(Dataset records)
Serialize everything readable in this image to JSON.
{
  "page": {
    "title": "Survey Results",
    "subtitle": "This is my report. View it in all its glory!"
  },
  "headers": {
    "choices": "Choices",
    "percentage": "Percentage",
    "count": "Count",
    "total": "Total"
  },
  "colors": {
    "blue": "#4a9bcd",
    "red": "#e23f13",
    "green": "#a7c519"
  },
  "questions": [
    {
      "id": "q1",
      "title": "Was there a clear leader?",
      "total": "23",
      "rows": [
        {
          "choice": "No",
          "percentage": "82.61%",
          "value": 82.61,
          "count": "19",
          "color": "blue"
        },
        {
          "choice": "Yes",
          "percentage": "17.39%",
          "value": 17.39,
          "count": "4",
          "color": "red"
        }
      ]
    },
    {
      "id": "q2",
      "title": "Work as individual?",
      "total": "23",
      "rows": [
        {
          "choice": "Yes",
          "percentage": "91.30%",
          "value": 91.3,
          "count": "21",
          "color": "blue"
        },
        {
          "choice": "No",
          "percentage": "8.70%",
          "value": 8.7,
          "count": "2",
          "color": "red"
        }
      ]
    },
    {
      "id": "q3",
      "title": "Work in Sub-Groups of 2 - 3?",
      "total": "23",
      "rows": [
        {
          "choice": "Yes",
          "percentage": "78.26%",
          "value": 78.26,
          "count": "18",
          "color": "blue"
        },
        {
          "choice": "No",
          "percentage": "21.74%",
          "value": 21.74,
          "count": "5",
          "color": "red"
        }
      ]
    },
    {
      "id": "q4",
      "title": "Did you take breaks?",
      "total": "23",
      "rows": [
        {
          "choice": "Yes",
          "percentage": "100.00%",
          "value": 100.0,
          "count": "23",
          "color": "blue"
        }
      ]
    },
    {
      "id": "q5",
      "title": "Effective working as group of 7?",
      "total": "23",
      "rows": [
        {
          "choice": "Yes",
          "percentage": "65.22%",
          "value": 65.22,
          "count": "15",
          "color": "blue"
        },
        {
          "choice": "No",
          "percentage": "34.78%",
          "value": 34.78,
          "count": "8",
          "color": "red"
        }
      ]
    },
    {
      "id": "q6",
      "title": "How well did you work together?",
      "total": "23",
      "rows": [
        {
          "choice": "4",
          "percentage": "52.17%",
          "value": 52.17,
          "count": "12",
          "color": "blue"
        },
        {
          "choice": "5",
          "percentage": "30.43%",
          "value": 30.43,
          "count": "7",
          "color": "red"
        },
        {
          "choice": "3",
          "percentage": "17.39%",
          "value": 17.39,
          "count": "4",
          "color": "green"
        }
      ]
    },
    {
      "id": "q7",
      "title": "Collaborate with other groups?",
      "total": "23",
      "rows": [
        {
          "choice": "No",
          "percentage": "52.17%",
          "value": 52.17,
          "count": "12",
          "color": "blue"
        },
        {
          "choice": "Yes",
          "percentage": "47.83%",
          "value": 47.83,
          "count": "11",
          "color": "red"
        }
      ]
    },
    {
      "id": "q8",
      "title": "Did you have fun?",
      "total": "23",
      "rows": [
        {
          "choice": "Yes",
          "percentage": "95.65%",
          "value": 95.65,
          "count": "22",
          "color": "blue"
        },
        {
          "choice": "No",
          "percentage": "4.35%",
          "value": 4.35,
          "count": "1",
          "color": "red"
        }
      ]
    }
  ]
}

YOUR INSTRUCTIONS: Write the whole listing out again. Keep every line exactly as it is.

FINAL RESULT:
Serialize everything readable in this image to JSON.
{
  "page": {
    "title": "Survey Results",
    "subtitle": "This is my report. View it in all its glory!"
  },
  "headers": {
    "choices": "Choices",
    "percentage": "Percentage",
    "count": "Count",
    "total": "Total"
  },
  "colors": {
    "blue": "#4a9bcd",
    "red": "#e23f13",
    "green": "#a7c519"
  },
  "questions": [
    {
      "id": "q1",
      "title": "Was there a clear leader?",
      "total": "23",
      "rows": [
        {
          "choice": "No",
          "percentage": "82.61%",
          "value": 82.61,
          "count": "19",
          "color": "blue"
        },
        {
          "choice": "Yes",
          "percentage": "17.39%",
          "value": 17.39,
          "count": "4",
          "color": "red"
        }
      ]
    },
    {
      "id": "q2",
      "title": "Work as individual?",
      "total": "23",
      "rows": [
        {
          "choice": "Yes",
          "percentage": "91.30%",
          "value": 91.3,
          "count": "21",
          "color": "blue"
        },
        {
          "choice": "No",
          "percentage": "8.70%",
          "value": 8.7,
          "count": "2",
          "color": "red"
        }
      ]
    },
    {
      "id": "q3",
      "title": "Work in Sub-Groups of 2 - 3?",
      "total": "23",
      "rows": [
        {
          "choice": "Yes",
          "percentage": "78.26%",
          "value": 78.26,
          "count": "18",
          "color": "blue"
        },
        {
          "choice": "No",
          "percentage": "21.74%",
          "value": 21.74,
          "count": "5",
          "color": "red"
        }
      ]
    },
    {
      "id": "q4",
      "title": "Did you take breaks?",
      "total": "23",
      "rows": [
        {
          "choice": "Yes",
          "percentage": "100.00%",
          "value": 100.0,
          "count": "23",
          "color": "blue"
        }
      ]
    },
    {
      "id": "q5",
      "title": "Effective working as group of 7?",
      "total": "23",
      "rows": [
        {
          "choice": "Yes",
          "percentage": "65.22%",
          "value": 65.22,
          "count": "15",
          "color": "blue"
        },
        {
          "choice": "No",
          "percentage": "34.78%",
          "value": 34.78,
          "count": "8",
          "color": "red"
        }
      ]
    },
    {
      "id": "q6",
      "title": "How well did you work together?",
      "total": "23",
      "rows": [
        {
          "choice": "4",
          "percentage": "52.17%",
          "value": 52.17,
          "count": "12",
          "color": "blue"
        },
        {
          "choice": "5",
          "percentage": "30.43%",
          "value": 30.43,
          "count": "7",
          "color": "red"
        },
        {
          "choice": "3",
          "percentage": "17.39%",
          "value": 17.39,
          "count": "4",
          "color": "green"
        }
      ]
    },
    {
      "id": "q7",
      "title": "Collaborate with other groups?",
      "total": "23",
      "rows": [
        {
          "choice": "No",
          "percentage": "52.17%",
          "value": 52.17,
          "count": "12",
          "color": "blue"
        },
        {
          "choice": "Yes",
          "percentage": "47.83%",
          "value": 47.83,
          "count": "11",
          "color": "red"
        }
      ]
    },
    {
      "id": "q8",
      "title": "Did you have fun?",
      "total": "23",
      "rows": [
        {
          "choice": "Yes",
          "percentage": "95.65%",
          "value": 95.65,
          "count": "22",
          "color": "blue"
        },
        {
          "choice": "No",
          "percentage": "4.35%",
          "value": 4.35,
          "count": "1",
          "color": "red"
        }
      ]
    }
  ]
}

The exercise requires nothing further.